Recorded data:
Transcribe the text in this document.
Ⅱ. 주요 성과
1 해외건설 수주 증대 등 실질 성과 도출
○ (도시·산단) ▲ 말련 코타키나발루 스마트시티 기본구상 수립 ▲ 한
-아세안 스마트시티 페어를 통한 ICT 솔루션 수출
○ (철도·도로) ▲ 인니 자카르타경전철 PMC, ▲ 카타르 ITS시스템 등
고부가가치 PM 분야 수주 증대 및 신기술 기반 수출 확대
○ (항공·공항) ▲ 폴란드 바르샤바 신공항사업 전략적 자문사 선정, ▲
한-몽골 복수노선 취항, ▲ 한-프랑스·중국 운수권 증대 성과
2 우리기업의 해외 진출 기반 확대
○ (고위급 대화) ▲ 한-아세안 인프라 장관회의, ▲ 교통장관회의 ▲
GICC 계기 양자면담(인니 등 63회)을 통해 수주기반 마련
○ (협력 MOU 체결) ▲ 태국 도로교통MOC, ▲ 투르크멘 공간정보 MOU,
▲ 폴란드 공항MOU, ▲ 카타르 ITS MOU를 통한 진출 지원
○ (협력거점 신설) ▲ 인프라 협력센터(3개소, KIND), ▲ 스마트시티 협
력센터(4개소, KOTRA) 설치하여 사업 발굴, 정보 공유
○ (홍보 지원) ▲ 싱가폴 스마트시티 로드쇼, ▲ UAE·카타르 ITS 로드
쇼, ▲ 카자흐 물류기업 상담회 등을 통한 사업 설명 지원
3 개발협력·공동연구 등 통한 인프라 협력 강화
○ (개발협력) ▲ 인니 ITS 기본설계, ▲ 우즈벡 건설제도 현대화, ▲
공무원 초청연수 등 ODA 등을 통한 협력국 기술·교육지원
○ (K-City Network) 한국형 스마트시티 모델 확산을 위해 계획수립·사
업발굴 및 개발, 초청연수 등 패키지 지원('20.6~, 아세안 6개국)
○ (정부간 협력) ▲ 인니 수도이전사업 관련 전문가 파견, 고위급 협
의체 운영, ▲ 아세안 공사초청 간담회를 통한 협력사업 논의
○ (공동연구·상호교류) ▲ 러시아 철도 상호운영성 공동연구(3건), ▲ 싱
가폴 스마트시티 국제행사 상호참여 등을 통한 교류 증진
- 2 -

- What is required -
Restate the data above exactly, keeping each word as it stands.

- Output of the task -
Transcribe the text in this document.
Ⅱ. 주요 성과
1 해외건설 수주 증대 등 실질 성과 도출
○ (도시·산단) ▲ 말련 코타키나발루 스마트시티 기본구상 수립 ▲ 한
-아세안 스마트시티 페어를 통한 ICT 솔루션 수출
○ (철도·도로) ▲ 인니 자카르타경전철 PMC, ▲ 카타르 ITS시스템 등
고부가가치 PM 분야 수주 증대 및 신기술 기반 수출 확대
○ (항공·공항) ▲ 폴란드 바르샤바 신공항사업 전략적 자문사 선정, ▲
한-몽골 복수노선 취항, ▲ 한-프랑스·중국 운수권 증대 성과
2 우리기업의 해외 진출 기반 확대
○ (고위급 대화) ▲ 한-아세안 인프라 장관회의, ▲ 교통장관회의 ▲
GICC 계기 양자면담(인니 등 63회)을 통해 수주기반 마련
○ (협력 MOU 체결) ▲ 태국 도로교통MOC, ▲ 투르크멘 공간정보 MOU,
▲ 폴란드 공항MOU, ▲ 카타르 ITS MOU를 통한 진출 지원
○ (협력거점 신설) ▲ 인프라 협력센터(3개소, KIND), ▲ 스마트시티 협
력센터(4개소, KOTRA) 설치하여 사업 발굴, 정보 공유
○ (홍보 지원) ▲ 싱가폴 스마트시티 로드쇼, ▲ UAE·카타르 ITS 로드
쇼, ▲ 카자흐 물류기업 상담회 등을 통한 사업 설명 지원
3 개발협력·공동연구 등 통한 인프라 협력 강화
○ (개발협력) ▲ 인니 ITS 기본설계, ▲ 우즈벡 건설제도 현대화, ▲
공무원 초청연수 등 ODA 등을 통한 협력국 기술·교육지원
○ (K-City Network) 한국형 스마트시티 모델 확산을 위해 계획수립·사
업발굴 및 개발, 초청연수 등 패키지 지원('20.6~, 아세안 6개국)
○ (정부간 협력) ▲ 인니 수도이전사업 관련 전문가 파견, 고위급 협
의체 운영, ▲ 아세안 공사초청 간담회를 통한 협력사업 논의
○ (공동연구·상호교류) ▲ 러시아 철도 상호운영성 공동연구(3건), ▲ 싱
가폴 스마트시티 국제행사 상호참여 등을 통한 교류 증진
- 2 -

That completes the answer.